> DATA SUPPLIED:
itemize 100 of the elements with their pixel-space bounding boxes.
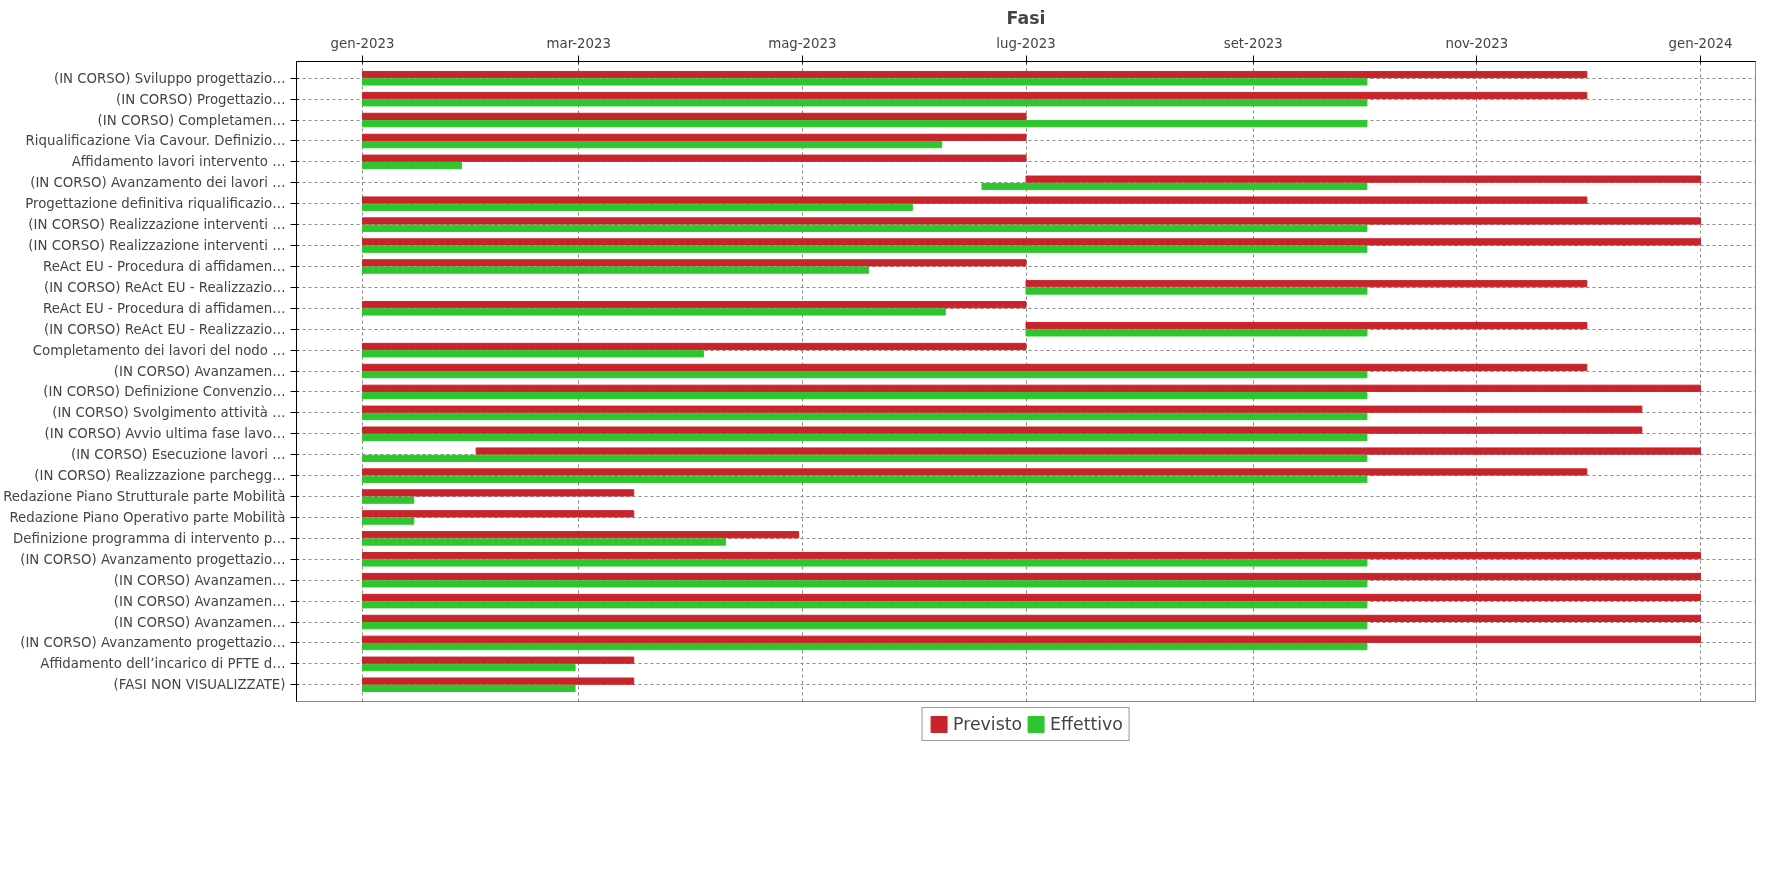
- legend-label: Previsto: [953, 714, 1023, 734]
- y-tick-label: (IN CORSO) Definizione Convenzio…: [43, 384, 286, 400]
- bar: [361, 468, 1588, 476]
- bar: [361, 238, 1702, 246]
- bar: [361, 120, 1368, 128]
- bar: [361, 489, 635, 497]
- bar: [361, 510, 635, 518]
- bar: [1025, 321, 1588, 330]
- bar: [361, 656, 635, 664]
- bar: [361, 154, 1027, 162]
- y-tick-label: (IN CORSO) Avanzamen…: [113, 363, 286, 379]
- y-tick-label: Progettazione definitiva riqualificazio…: [25, 196, 286, 212]
- x-tick-label: gen-2024: [1668, 35, 1733, 51]
- y-tick-label: (IN CORSO) Avanzamento dei lavori …: [30, 175, 286, 191]
- bar: [361, 91, 1588, 100]
- bar: [361, 433, 1368, 442]
- bar: [361, 99, 1368, 107]
- bar: [1025, 287, 1368, 295]
- y-tick-label: (IN CORSO) Avanzamen…: [113, 593, 286, 609]
- x-tick-label: mar-2023: [546, 35, 612, 51]
- y-tick-label: Affidamento dell’incarico di PFTE d…: [40, 656, 286, 672]
- y-tick-label: Affidamento lavori intervento …: [71, 154, 286, 170]
- legend-label: Effettivo: [1050, 714, 1123, 734]
- bar: [361, 112, 1027, 121]
- bar: [475, 447, 1702, 455]
- y-tick-label: Redazione Piano Operativo parte Mobilità: [9, 509, 286, 525]
- bar: [361, 203, 913, 211]
- y-tick-label: (IN CORSO) Esecuzione lavori …: [70, 447, 286, 463]
- bar: [361, 622, 1368, 630]
- y-tick-label: (IN CORSO) ReAct EU - Realizzazio…: [43, 279, 286, 295]
- bar: [361, 384, 1702, 392]
- bar: [361, 454, 1368, 462]
- bar: [361, 593, 1702, 602]
- bar: [361, 572, 1702, 581]
- bar: [361, 580, 1368, 588]
- y-tick-label: (FASI NON VISUALIZZATE): [113, 677, 286, 693]
- y-tick-label: (IN CORSO) Realizzazione parchegg…: [34, 468, 286, 484]
- y-tick-label: (IN CORSO) Progettazio…: [116, 91, 286, 107]
- bar: [361, 601, 1368, 609]
- y-tick-label: ReAct EU - Procedura di affidamen…: [43, 258, 286, 274]
- bar: [361, 217, 1702, 225]
- bar: [361, 412, 1368, 421]
- bar: [361, 426, 1643, 434]
- bar: [361, 517, 415, 525]
- y-tick-label: Riqualificazione Via Cavour. Definizio…: [25, 133, 286, 149]
- bar: [361, 259, 1027, 267]
- y-tick-label: (IN CORSO) Svolgimento attività …: [52, 405, 286, 421]
- x-tick-label: set-2023: [1223, 35, 1283, 51]
- bar: [1025, 280, 1588, 288]
- bar: [361, 78, 1368, 86]
- y-tick-label: (IN CORSO) Sviluppo progettazio…: [53, 70, 286, 86]
- y-tick-label: ReAct EU - Procedura di affidamen…: [43, 300, 286, 316]
- bar: [361, 531, 800, 539]
- bar: [981, 182, 1368, 191]
- bar: [361, 496, 415, 504]
- y-tick-label: (IN CORSO) Realizzazione interventi …: [28, 238, 286, 254]
- y-tick-label: (IN CORSO) Realizzazione interventi …: [28, 217, 286, 233]
- bar: [361, 371, 1368, 379]
- y-tick-label: (IN CORSO) Completamen…: [97, 112, 286, 128]
- bar: [361, 677, 635, 685]
- bar: [361, 663, 576, 672]
- bar: [361, 224, 1368, 232]
- bar: [361, 266, 869, 274]
- y-tick-label: (IN CORSO) Avvio ultima fase lavo…: [44, 426, 286, 442]
- y-tick-label: (IN CORSO) Avanzamen…: [113, 614, 286, 630]
- bar: [361, 642, 1368, 651]
- bar: [1025, 175, 1702, 183]
- bar: [361, 475, 1368, 483]
- bar: [361, 614, 1702, 622]
- bar: [361, 559, 1368, 567]
- y-tick-label: (IN CORSO) ReAct EU - Realizzazio…: [43, 321, 286, 337]
- x-tick-label: mag-2023: [768, 35, 837, 51]
- bar: [361, 308, 946, 316]
- bar: [361, 301, 1027, 309]
- bar: [361, 538, 726, 546]
- bar: [361, 196, 1588, 204]
- y-tick-label: (IN CORSO) Avanzamento progettazio…: [20, 551, 286, 567]
- bar: [361, 161, 462, 170]
- y-tick-label: Completamento dei lavori del nodo …: [32, 342, 286, 358]
- bar: [361, 363, 1588, 371]
- bar: [361, 70, 1588, 79]
- bar: [361, 552, 1702, 560]
- y-tick-label: (IN CORSO) Avanzamento progettazio…: [20, 635, 286, 651]
- bar: [361, 635, 1702, 643]
- bar: [361, 245, 1368, 253]
- bar: [361, 684, 576, 693]
- y-tick-label: Definizione programma di intervento p…: [13, 530, 286, 546]
- x-tick-label: lug-2023: [996, 35, 1056, 51]
- bar: [361, 405, 1643, 413]
- bar: [361, 133, 1027, 141]
- bar: [361, 392, 1368, 400]
- chart-title: Fasi: [1006, 7, 1046, 28]
- x-tick-label: gen-2023: [330, 35, 395, 51]
- bar: [361, 350, 704, 358]
- bar: [361, 342, 1027, 351]
- bar: [361, 141, 943, 149]
- y-tick-label: (IN CORSO) Avanzamen…: [113, 572, 286, 588]
- x-tick-label: nov-2023: [1445, 35, 1509, 51]
- y-tick-label: Redazione Piano Strutturale parte Mobilità: [3, 489, 286, 505]
- bar: [1025, 329, 1368, 337]
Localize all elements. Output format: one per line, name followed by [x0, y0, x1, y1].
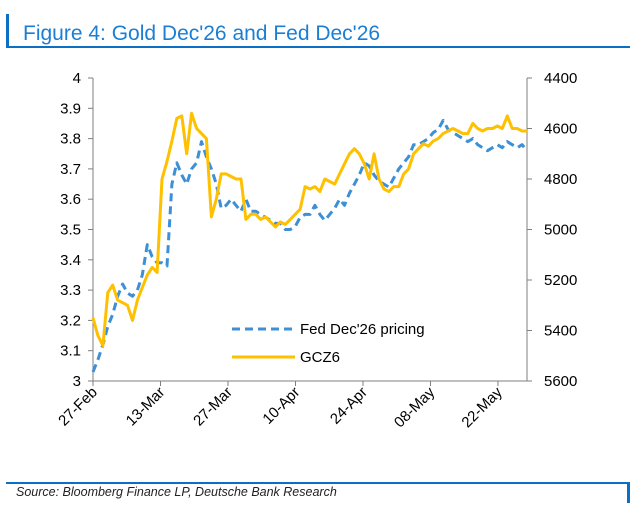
chart-title: Figure 4: Gold Dec'26 and Fed Dec'26 [23, 22, 381, 45]
left-tick-label: 3.1 [60, 343, 81, 360]
right-tick-label: 5000 [544, 222, 577, 239]
legend-label-gold: GCZ6 [300, 349, 340, 366]
title-bar: Figure 4: Gold Dec'26 and Fed Dec'26 [6, 14, 630, 48]
left-tick-label: 3.4 [60, 252, 81, 269]
right-tick-label: 5600 [544, 373, 577, 390]
right-tick-label: 4600 [544, 121, 577, 138]
x-tick-label: 27-Mar [190, 384, 236, 430]
x-tick-label: 10-Apr [259, 384, 303, 428]
left-tick-label: 3.5 [60, 222, 81, 239]
x-tick-label: 27-Feb [55, 384, 101, 430]
legend: Fed Dec'26 pricing GCZ6 [232, 321, 425, 366]
right-tick-label: 5400 [544, 323, 577, 340]
series-line-gold [91, 111, 527, 348]
x-tick-label: 22-May [458, 383, 506, 431]
source-note: Source: Bloomberg Finance LP, Deutsche B… [16, 485, 337, 499]
left-tick-label: 3.7 [60, 161, 81, 178]
left-tick-label: 3.3 [60, 282, 81, 299]
left-tick-label: 3.6 [60, 191, 81, 208]
x-tick-label: 24-Apr [327, 384, 371, 428]
series-line-fed [91, 118, 529, 373]
series-lines [91, 111, 529, 373]
left-tick-label: 3 [73, 373, 81, 390]
x-tick-label: 08-May [391, 383, 439, 431]
x-tick-label: 13-Mar [123, 384, 169, 430]
left-tick-label: 4 [73, 70, 81, 87]
axes: 3 3.1 3.2 3.3 3.4 3.5 3.6 3.7 3.8 3.9 4 4400 4600 480… [55, 70, 577, 431]
right-tick-label: 4400 [544, 70, 577, 87]
right-tick-label: 5200 [544, 272, 577, 289]
footer-rule [6, 482, 630, 503]
left-tick-label: 3.9 [60, 100, 81, 117]
left-tick-label: 3.8 [60, 131, 81, 148]
legend-label-fed: Fed Dec'26 pricing [300, 321, 425, 338]
right-tick-label: 4800 [544, 171, 577, 188]
left-tick-label: 3.2 [60, 312, 81, 329]
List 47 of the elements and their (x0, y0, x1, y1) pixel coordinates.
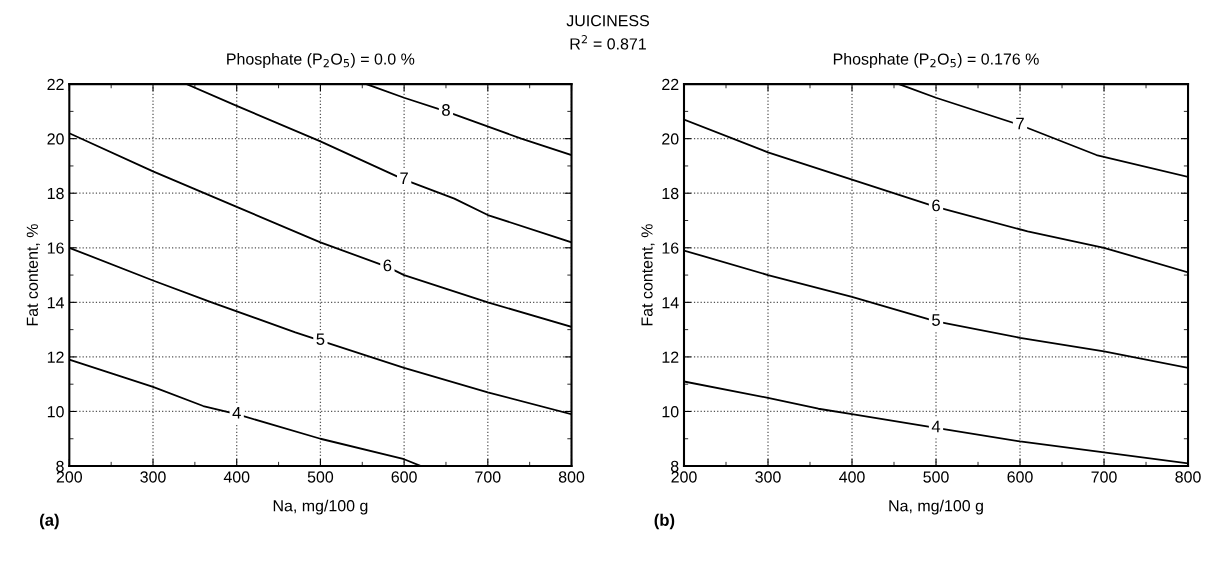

> EXERCISE: Reproduce the lines of the records starting at the one containing "chart-title: Figure 4: Gold" and ending at the one containing "left-tick-label: 4 [73, 70, 81, 87]", substituting "secondary-tick-label" for every "right-tick-label" and leaving everything else as it is.

> THE RESPONSE:
chart-title: Figure 4: Gold Dec'26 and Fed Dec'26 [23, 22, 381, 45]
left-tick-label: 3.1 [60, 343, 81, 360]
secondary-tick-label: 5000 [544, 222, 577, 239]
legend-label-gold: GCZ6 [300, 349, 340, 366]
title-bar: Figure 4: Gold Dec'26 and Fed Dec'26 [6, 14, 630, 48]
left-tick-label: 3.4 [60, 252, 81, 269]
secondary-tick-label: 5600 [544, 373, 577, 390]
secondary-tick-label: 4600 [544, 121, 577, 138]
x-tick-label: 27-Mar [190, 384, 236, 430]
x-tick-label: 10-Apr [259, 384, 303, 428]
left-tick-label: 3.5 [60, 222, 81, 239]
x-tick-label: 27-Feb [55, 384, 101, 430]
legend: Fed Dec'26 pricing GCZ6 [232, 321, 425, 366]
secondary-tick-label: 5400 [544, 323, 577, 340]
series-line-gold [91, 111, 527, 348]
x-tick-label: 22-May [458, 383, 506, 431]
source-note: Source: Bloomberg Finance LP, Deutsche B… [16, 485, 337, 499]
left-tick-label: 3.7 [60, 161, 81, 178]
left-tick-label: 3.3 [60, 282, 81, 299]
left-tick-label: 3.6 [60, 191, 81, 208]
x-tick-label: 24-Apr [327, 384, 371, 428]
series-line-fed [91, 118, 529, 373]
series-lines [91, 111, 529, 373]
left-tick-label: 3 [73, 373, 81, 390]
x-tick-label: 08-May [391, 383, 439, 431]
x-tick-label: 13-Mar [123, 384, 169, 430]
left-tick-label: 4 [73, 70, 81, 87]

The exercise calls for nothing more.